Each of the entries should be retyped precisely as it appears.

Stored entries
________________
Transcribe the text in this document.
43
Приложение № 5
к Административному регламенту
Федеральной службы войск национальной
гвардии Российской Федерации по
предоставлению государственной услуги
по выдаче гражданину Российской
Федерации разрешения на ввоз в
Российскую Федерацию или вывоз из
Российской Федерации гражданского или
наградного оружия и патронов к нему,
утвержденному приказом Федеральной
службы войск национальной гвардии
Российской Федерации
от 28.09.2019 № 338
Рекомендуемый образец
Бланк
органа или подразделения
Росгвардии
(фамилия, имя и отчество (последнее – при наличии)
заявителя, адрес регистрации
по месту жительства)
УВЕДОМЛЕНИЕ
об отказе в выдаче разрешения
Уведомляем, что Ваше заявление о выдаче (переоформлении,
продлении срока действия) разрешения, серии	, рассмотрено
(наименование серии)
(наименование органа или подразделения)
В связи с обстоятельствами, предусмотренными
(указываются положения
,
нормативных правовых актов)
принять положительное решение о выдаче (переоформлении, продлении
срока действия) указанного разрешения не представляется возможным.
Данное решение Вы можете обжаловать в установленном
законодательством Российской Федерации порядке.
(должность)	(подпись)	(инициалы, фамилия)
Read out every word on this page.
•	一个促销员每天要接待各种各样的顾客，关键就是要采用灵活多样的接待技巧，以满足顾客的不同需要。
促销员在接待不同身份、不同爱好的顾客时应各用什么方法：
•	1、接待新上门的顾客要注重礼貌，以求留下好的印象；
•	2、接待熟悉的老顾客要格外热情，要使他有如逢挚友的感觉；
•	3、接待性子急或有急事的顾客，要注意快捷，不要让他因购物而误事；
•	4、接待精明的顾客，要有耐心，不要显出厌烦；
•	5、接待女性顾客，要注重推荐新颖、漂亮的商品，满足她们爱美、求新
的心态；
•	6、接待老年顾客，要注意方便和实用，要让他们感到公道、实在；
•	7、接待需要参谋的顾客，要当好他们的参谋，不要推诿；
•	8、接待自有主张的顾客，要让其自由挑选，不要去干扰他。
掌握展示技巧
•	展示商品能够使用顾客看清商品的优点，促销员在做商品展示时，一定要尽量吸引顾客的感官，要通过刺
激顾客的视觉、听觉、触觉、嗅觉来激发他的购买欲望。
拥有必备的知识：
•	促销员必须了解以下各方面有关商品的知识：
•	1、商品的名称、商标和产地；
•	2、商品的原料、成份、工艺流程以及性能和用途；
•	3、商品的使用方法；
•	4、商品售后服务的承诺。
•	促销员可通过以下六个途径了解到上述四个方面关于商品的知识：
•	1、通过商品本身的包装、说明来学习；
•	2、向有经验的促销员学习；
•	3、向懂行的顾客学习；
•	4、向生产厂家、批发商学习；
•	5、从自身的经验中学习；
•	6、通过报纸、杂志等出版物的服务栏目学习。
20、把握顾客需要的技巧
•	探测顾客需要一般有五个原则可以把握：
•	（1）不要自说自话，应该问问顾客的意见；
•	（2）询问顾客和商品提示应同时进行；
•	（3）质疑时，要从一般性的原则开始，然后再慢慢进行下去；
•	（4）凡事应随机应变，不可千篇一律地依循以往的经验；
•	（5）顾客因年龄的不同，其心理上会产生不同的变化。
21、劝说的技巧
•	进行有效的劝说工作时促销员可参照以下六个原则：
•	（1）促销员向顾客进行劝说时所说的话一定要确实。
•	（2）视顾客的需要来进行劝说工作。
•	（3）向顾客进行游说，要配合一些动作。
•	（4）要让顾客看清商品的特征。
________________
[Response to this exercise]
Transcribe the text in this document.
43
Приложение № 5
к Административному регламенту
Федеральной службы войск национальной
гвардии Российской Федерации по
предоставлению государственной услуги
по выдаче гражданину Российской
Федерации разрешения на ввоз в
Российскую Федерацию или вывоз из
Российской Федерации гражданского или
наградного оружия и патронов к нему,
утвержденному приказом Федеральной
службы войск национальной гвардии
Российской Федерации
от 28.09.2019 № 338
Рекомендуемый образец
Бланк
органа или подразделения
Росгвардии
(фамилия, имя и отчество (последнее – при наличии)
заявителя, адрес регистрации
по месту жительства)
УВЕДОМЛЕНИЕ
об отказе в выдаче разрешения
Уведомляем, что Ваше заявление о выдаче (переоформлении,
продлении срока действия) разрешения, серии	, рассмотрено
(наименование серии)
(наименование органа или подразделения)
В связи с обстоятельствами, предусмотренными
(указываются положения
,
нормативных правовых актов)
принять положительное решение о выдаче (переоформлении, продлении
срока действия) указанного разрешения не представляется возможным.
Данное решение Вы можете обжаловать в установленном
законодательством Российской Федерации порядке.
(должность)	(подпись)	(инициалы, фамилия)
Read out every word on this page.
•	一个促销员每天要接待各种各样的顾客，关键就是要采用灵活多样的接待技巧，以满足顾客的不同需要。
促销员在接待不同身份、不同爱好的顾客时应各用什么方法：
•	1、接待新上门的顾客要注重礼貌，以求留下好的印象；
•	2、接待熟悉的老顾客要格外热情，要使他有如逢挚友的感觉；
•	3、接待性子急或有急事的顾客，要注意快捷，不要让他因购物而误事；
•	4、接待精明的顾客，要有耐心，不要显出厌烦；
•	5、接待女性顾客，要注重推荐新颖、漂亮的商品，满足她们爱美、求新
的心态；
•	6、接待老年顾客，要注意方便和实用，要让他们感到公道、实在；
•	7、接待需要参谋的顾客，要当好他们的参谋，不要推诿；
•	8、接待自有主张的顾客，要让其自由挑选，不要去干扰他。
掌握展示技巧
•	展示商品能够使用顾客看清商品的优点，促销员在做商品展示时，一定要尽量吸引顾客的感官，要通过刺
激顾客的视觉、听觉、触觉、嗅觉来激发他的购买欲望。
拥有必备的知识：
•	促销员必须了解以下各方面有关商品的知识：
•	1、商品的名称、商标和产地；
•	2、商品的原料、成份、工艺流程以及性能和用途；
•	3、商品的使用方法；
•	4、商品售后服务的承诺。
•	促销员可通过以下六个途径了解到上述四个方面关于商品的知识：
•	1、通过商品本身的包装、说明来学习；
•	2、向有经验的促销员学习；
•	3、向懂行的顾客学习；
•	4、向生产厂家、批发商学习；
•	5、从自身的经验中学习；
•	6、通过报纸、杂志等出版物的服务栏目学习。
20、把握顾客需要的技巧
•	探测顾客需要一般有五个原则可以把握：
•	（1）不要自说自话，应该问问顾客的意见；
•	（2）询问顾客和商品提示应同时进行；
•	（3）质疑时，要从一般性的原则开始，然后再慢慢进行下去；
•	（4）凡事应随机应变，不可千篇一律地依循以往的经验；
•	（5）顾客因年龄的不同，其心理上会产生不同的变化。
21、劝说的技巧
•	进行有效的劝说工作时促销员可参照以下六个原则：
•	（1）促销员向顾客进行劝说时所说的话一定要确实。
•	（2）视顾客的需要来进行劝说工作。
•	（3）向顾客进行游说，要配合一些动作。
•	（4）要让顾客看清商品的特征。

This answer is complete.